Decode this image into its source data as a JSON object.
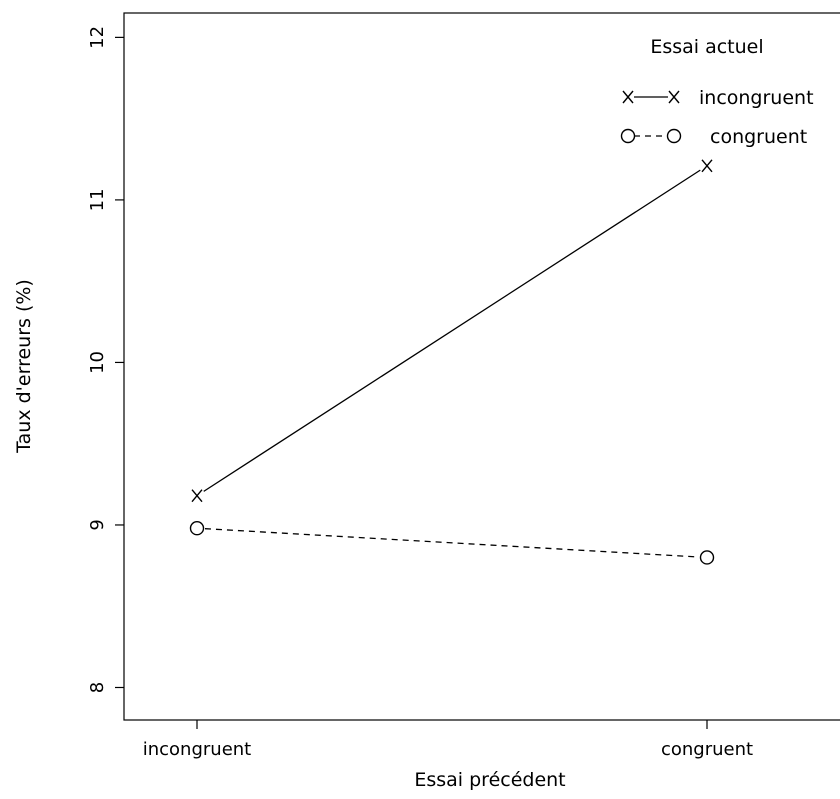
{
  "chart_data": {
    "type": "line",
    "x": [
      "incongruent",
      "congruent"
    ],
    "xlabel": "Essai précédent",
    "ylabel": "Taux d'erreurs (%)",
    "ylim": [
      7.8,
      12.15
    ],
    "yticks": [
      8,
      9,
      10,
      11,
      12
    ],
    "legend": {
      "title": "Essai actuel",
      "placement": "top-right"
    },
    "series": [
      {
        "name": "incongruent",
        "values": [
          9.18,
          11.21
        ],
        "marker": "x",
        "line_style": "solid"
      },
      {
        "name": "congruent",
        "values": [
          8.98,
          8.8
        ],
        "marker": "circle",
        "line_style": "dashed"
      }
    ],
    "colors": {
      "ink": "#000000",
      "background": "#ffffff"
    }
  }
}
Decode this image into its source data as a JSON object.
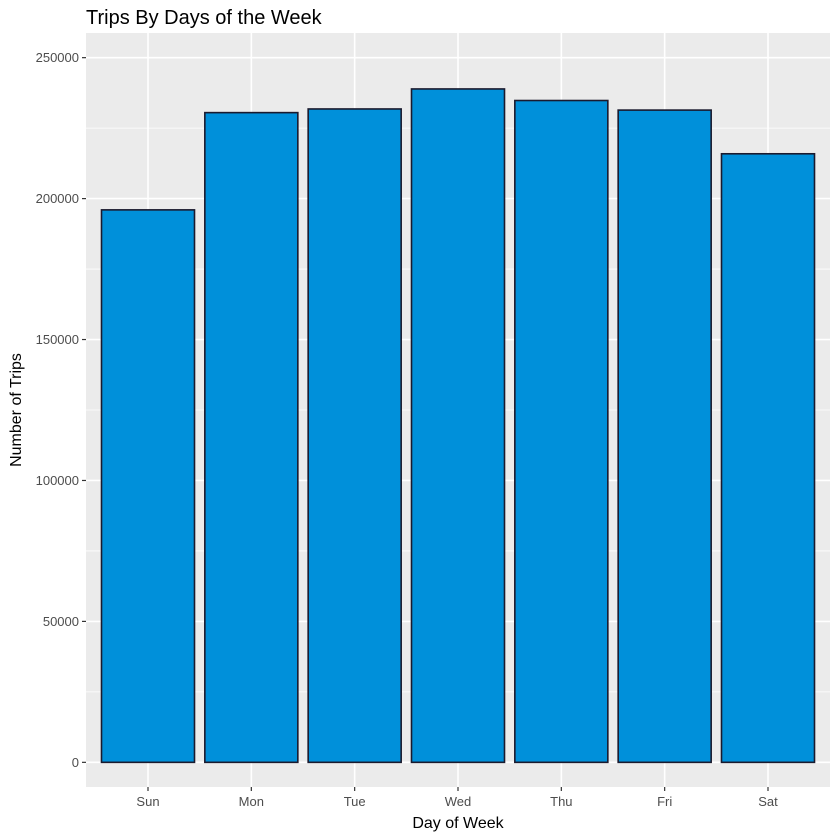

EXERCISE DIRECTIONS
Copy each line in full and exactly, omitting any picture.

COMPLETED TASK
Decode this image into its source data as a JSON object.
{
  "chart_data": {
    "type": "line",
    "x": [
      "incongruent",
      "congruent"
    ],
    "xlabel": "Essai précédent",
    "ylabel": "Taux d'erreurs (%)",
    "ylim": [
      7.8,
      12.15
    ],
    "yticks": [
      8,
      9,
      10,
      11,
      12
    ],
    "legend": {
      "title": "Essai actuel",
      "placement": "top-right"
    },
    "series": [
      {
        "name": "incongruent",
        "values": [
          9.18,
          11.21
        ],
        "marker": "x",
        "line_style": "solid"
      },
      {
        "name": "congruent",
        "values": [
          8.98,
          8.8
        ],
        "marker": "circle",
        "line_style": "dashed"
      }
    ],
    "colors": {
      "ink": "#000000",
      "background": "#ffffff"
    }
  }
}
Decode this image into its source data as a JSON object.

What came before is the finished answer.